An efficient algorithm for exploring RNA branching conformations under the nearest-neighbor thermodynamic model.

Abstract

Background: In the Nearest-Neighbor Thermodynamic Model, a standard approach for RNA secondary structure prediction, the energy of the multiloops is modeled using a linear entropic penalty governed by three branching parameters. Although these parameters are typically fixed, recent work has shown that reparametrizing the multiloop score and considering alternative branching conformations can lead to significantly better structure predictions. However, prior approaches for exploring the alternative branching structures were computationally inefficient for long sequences.

## INFORMATION SHOWN
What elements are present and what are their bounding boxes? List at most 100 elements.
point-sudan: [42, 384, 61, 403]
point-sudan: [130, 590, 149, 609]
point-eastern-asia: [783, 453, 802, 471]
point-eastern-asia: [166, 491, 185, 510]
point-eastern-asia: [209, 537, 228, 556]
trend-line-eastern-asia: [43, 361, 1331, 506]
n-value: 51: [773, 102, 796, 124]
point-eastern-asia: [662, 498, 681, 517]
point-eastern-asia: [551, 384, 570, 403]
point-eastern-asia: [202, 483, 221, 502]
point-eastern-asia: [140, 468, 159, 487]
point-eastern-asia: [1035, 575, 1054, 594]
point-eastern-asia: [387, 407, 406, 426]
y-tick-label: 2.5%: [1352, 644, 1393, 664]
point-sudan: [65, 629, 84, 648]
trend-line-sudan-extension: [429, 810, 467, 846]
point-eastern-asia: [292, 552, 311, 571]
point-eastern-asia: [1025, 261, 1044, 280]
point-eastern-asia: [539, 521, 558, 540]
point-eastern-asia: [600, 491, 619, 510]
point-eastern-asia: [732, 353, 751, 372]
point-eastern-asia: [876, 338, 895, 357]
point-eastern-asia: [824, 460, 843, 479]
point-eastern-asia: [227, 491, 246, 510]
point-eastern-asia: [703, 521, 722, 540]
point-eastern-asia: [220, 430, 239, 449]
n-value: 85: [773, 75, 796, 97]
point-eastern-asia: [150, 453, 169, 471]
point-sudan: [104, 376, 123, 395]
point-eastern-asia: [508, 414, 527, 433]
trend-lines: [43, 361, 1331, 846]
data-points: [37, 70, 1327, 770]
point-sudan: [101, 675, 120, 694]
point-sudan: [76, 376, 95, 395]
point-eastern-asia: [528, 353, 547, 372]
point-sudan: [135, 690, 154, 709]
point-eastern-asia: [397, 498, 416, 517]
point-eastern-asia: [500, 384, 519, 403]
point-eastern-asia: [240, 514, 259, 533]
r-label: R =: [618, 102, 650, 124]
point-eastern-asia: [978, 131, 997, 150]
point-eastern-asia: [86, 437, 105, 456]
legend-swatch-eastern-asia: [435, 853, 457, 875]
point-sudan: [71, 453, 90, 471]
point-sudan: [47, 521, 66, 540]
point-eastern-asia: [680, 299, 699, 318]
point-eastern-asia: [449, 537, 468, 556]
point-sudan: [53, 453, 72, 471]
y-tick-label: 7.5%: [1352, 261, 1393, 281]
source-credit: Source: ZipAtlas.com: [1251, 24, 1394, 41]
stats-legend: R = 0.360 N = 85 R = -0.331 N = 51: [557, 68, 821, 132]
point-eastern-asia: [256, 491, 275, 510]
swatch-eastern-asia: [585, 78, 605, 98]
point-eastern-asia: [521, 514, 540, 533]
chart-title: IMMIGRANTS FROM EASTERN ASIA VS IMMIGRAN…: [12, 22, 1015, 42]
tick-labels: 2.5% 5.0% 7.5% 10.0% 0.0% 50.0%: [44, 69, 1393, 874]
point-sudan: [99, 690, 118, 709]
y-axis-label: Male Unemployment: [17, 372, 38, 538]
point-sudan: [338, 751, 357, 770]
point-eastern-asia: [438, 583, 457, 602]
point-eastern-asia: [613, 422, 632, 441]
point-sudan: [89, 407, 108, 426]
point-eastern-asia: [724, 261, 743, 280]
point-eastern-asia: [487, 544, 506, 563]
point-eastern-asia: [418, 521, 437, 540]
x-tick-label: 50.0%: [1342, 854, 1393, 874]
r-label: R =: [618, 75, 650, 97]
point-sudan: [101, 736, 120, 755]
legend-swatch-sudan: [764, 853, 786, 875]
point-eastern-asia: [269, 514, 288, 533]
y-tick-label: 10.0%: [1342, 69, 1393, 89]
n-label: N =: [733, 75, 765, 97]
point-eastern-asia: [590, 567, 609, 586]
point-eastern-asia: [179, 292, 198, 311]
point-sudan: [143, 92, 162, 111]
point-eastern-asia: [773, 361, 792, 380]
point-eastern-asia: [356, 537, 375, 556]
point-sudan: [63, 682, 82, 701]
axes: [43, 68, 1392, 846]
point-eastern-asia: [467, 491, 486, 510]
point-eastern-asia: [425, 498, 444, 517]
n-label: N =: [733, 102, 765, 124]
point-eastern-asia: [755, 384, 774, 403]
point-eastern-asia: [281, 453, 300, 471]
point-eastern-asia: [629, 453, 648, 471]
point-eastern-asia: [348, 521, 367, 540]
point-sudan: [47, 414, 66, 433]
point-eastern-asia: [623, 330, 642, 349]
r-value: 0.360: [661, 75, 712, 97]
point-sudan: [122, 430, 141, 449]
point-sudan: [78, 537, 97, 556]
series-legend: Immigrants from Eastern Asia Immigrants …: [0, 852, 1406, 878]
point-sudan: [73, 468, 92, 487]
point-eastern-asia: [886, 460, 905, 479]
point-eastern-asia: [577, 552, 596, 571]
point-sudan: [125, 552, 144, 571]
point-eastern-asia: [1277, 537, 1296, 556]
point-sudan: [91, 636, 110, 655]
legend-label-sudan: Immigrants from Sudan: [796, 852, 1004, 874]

## TASK LIST
[1] Answer these questions from the RNA branching abstract:
(a) How does the Nearest-Neighbor Thermodynamic Model score the energy of multiloops?
(b) Which two changes has recent work found can lead to significantly better structure predictions?
(c) What weakness did earlier approaches have when exploring alternative branching structures?
[2] For each statement, decide whether the RNA branching abstract supports it. Answer yes or no and quote the deciding words.
(a) The branching parameters are usually held fixed.
(b) Four branching parameters govern the multiloop penalty.
(c) Earlier methods for exploring alternative branching structures handled long sequences efficiently.
[3] Please carry the RNA branching abstract forward from its last sentence, writing the next part of the abstract.

## YOUR RESPONSES
[1]
(a) It uses a linear entropic penalty governed by three branching parameters.
(b) Reparametrizing the multiloop score and considering alternative branching conformations.
(c) They were computationally inefficient for long sequences.

[2]
(a) Yes: "Although these parameters are typically fixed"
(b) No: "a linear entropic penalty governed by three branching parameters"
(c) No: "prior approaches for exploring the alternative branching structures were computationally inefficient for long sequences"

[3]
Results: We present a novel algorithm that partitions the parameter space, identifying all distinct branching structures (optimal under different branching parameters) for a given RNA sequence using the fewest possible minimum free energy computations. Our method efficiently computes the full parameter-space partition and the associated optimal structures, enabling a comprehensive evaluation of the structural landscape across parameter choices. We apply this algorithm to the Archive II benchmarking dataset, assessing the maximum attainable prediction accuracy for each sequence under the reparameterized multiloop model. We find that the potential for improvement over default predictions is substantial in many cases, and that the optimal prediction accuracy is highly sensitive to auxiliary modeling decisions, such as the treatment of lonely base pairs and dangling ends.

Conclusion: Our results support the hypothesis that the conventional choice of multiloop parameters may limit prediction accuracy and that exploring alternative parameterizations is both tractable and worthwhile. The efficient partitioning algorithm we introduce makes this exploration feasible for longer sequences and larger datasets. Furthermore, we identify several open challenges in identifying the optimal structure.